## Objective
Take all the material and copy it exactly.

[Dataset listings of figures]

============

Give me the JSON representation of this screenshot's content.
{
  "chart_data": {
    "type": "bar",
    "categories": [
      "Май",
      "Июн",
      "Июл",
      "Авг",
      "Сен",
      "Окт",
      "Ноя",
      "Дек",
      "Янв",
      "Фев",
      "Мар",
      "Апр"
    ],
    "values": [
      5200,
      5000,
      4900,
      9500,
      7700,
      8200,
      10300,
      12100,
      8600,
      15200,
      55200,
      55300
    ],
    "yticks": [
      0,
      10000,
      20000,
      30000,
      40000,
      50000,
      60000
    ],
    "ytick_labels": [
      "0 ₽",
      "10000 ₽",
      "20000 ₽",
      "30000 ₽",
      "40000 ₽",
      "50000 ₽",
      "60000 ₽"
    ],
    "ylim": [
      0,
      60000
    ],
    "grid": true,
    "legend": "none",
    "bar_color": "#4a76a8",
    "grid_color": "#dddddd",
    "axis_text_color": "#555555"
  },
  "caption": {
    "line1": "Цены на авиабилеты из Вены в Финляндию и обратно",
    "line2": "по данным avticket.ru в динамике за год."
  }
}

============

## Result below
Give me the JSON representation of this screenshot's content.
{
  "chart_data": {
    "type": "bar",
    "categories": [
      "Май",
      "Июн",
      "Июл",
      "Авг",
      "Сен",
      "Окт",
      "Ноя",
      "Дек",
      "Янв",
      "Фев",
      "Мар",
      "Апр"
    ],
    "values": [
      5200,
      5000,
      4900,
      9500,
      7700,
      8200,
      10300,
      12100,
      8600,
      15200,
      55200,
      55300
    ],
    "yticks": [
      0,
      10000,
      20000,
      30000,
      40000,
      50000,
      60000
    ],
    "ytick_labels": [
      "0 ₽",
      "10000 ₽",
      "20000 ₽",
      "30000 ₽",
      "40000 ₽",
      "50000 ₽",
      "60000 ₽"
    ],
    "ylim": [
      0,
      60000
    ],
    "grid": true,
    "legend": "none",
    "bar_color": "#4a76a8",
    "grid_color": "#dddddd",
    "axis_text_color": "#555555"
  },
  "caption": {
    "line1": "Цены на авиабилеты из Вены в Финляндию и обратно",
    "line2": "по данным avticket.ru в динамике за год."
  }
}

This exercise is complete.